> DATA SUPPLIED:

= = =

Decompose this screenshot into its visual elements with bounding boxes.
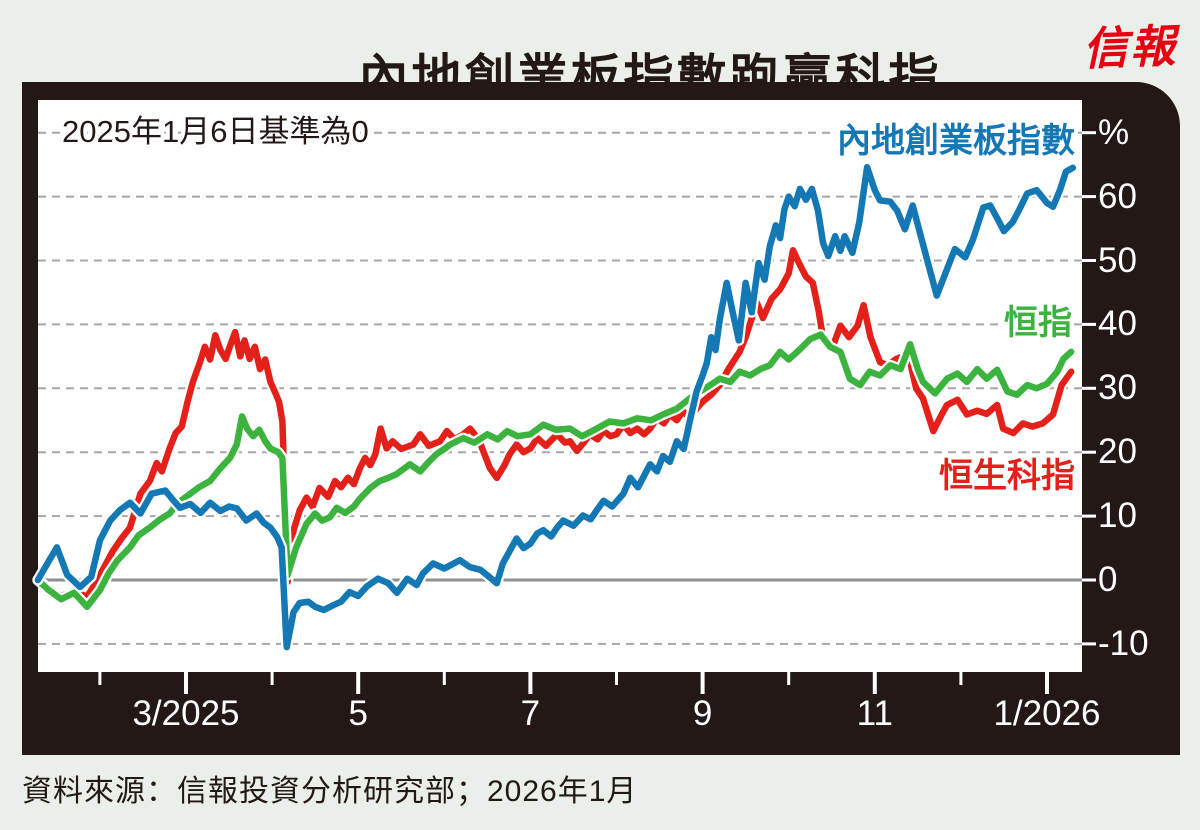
y-tick-label: 20 — [1098, 432, 1137, 472]
legend-label-hsi: 恒指 — [1004, 304, 1072, 342]
plot-area: 2025年1月6日基準為0 內地創業板指數恒指恒生科指 — [32, 100, 1096, 694]
series-line-hsi — [34, 331, 1075, 611]
series-line-hstech — [34, 247, 1075, 600]
baseline-note: 2025年1月6日基準為0 — [62, 114, 369, 149]
y-tick-label: 30 — [1098, 368, 1137, 408]
y-tick-label: 0 — [1098, 560, 1118, 599]
y-tick-label: 50 — [1098, 240, 1137, 280]
y-axis-unit-label: % — [1098, 112, 1130, 152]
legend-label-chinext: 內地創業板指數 — [837, 122, 1075, 160]
x-tick-label: 1/2026 — [993, 694, 1101, 733]
y-tick-label: 40 — [1098, 304, 1137, 344]
x-tick-label: 5 — [348, 694, 368, 733]
series-line-chinext — [34, 163, 1077, 651]
chart-frame: 2025年1月6日基準為0 內地創業板指數 恒指 恒生科指 % 60 50 40 30 20 10… — [22, 82, 1180, 755]
brand-logo-hkej: 信報 — [1082, 19, 1178, 76]
x-tick-label: 11 — [856, 694, 893, 733]
series-line-chinext-halo — [32, 161, 1079, 653]
x-tick-label: 3/2025 — [132, 694, 240, 733]
y-tick-label: 10 — [1098, 496, 1137, 536]
legend-label-hstech: 恒生科指 — [939, 457, 1075, 495]
x-tick-label: 9 — [692, 694, 713, 733]
source-note: 資料來源：信報投資分析研究部；2026年1月 — [22, 775, 638, 808]
x-tick-label: 7 — [520, 694, 541, 733]
y-tick-label: 60 — [1098, 176, 1137, 216]
y-tick-label: -10 — [1098, 623, 1149, 663]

= = =

> INSTRUCTION: Reproduce every line of the records above without any changes, but omit the pictures.

> RESULT OF THIS EXERCISE:
Decompose this screenshot into its visual elements with bounding boxes.
y-tick-label: 20 — [1098, 432, 1137, 472]
legend-label-hsi: 恒指 — [1004, 304, 1072, 342]
plot-area: 2025年1月6日基準為0 內地創業板指數恒指恒生科指 — [32, 100, 1096, 694]
series-line-hsi — [34, 331, 1075, 611]
series-line-hstech — [34, 247, 1075, 600]
baseline-note: 2025年1月6日基準為0 — [62, 114, 369, 149]
y-tick-label: 30 — [1098, 368, 1137, 408]
y-tick-label: 0 — [1098, 560, 1118, 599]
y-tick-label: 50 — [1098, 240, 1137, 280]
y-axis-unit-label: % — [1098, 112, 1130, 152]
legend-label-chinext: 內地創業板指數 — [837, 122, 1075, 160]
x-tick-label: 1/2026 — [993, 694, 1101, 733]
y-tick-label: 40 — [1098, 304, 1137, 344]
x-tick-label: 5 — [348, 694, 368, 733]
series-line-chinext — [34, 163, 1077, 651]
chart-frame: 2025年1月6日基準為0 內地創業板指數 恒指 恒生科指 % 60 50 40 30 20 10… — [22, 82, 1180, 755]
brand-logo-hkej: 信報 — [1082, 19, 1178, 76]
x-tick-label: 11 — [856, 694, 893, 733]
series-line-chinext-halo — [32, 161, 1079, 653]
x-tick-label: 3/2025 — [132, 694, 240, 733]
y-tick-label: 10 — [1098, 496, 1137, 536]
legend-label-hstech: 恒生科指 — [939, 457, 1075, 495]
x-tick-label: 9 — [692, 694, 713, 733]
source-note: 資料來源：信報投資分析研究部；2026年1月 — [22, 775, 638, 808]
x-tick-label: 7 — [520, 694, 541, 733]
y-tick-label: 60 — [1098, 176, 1137, 216]
y-tick-label: -10 — [1098, 623, 1149, 663]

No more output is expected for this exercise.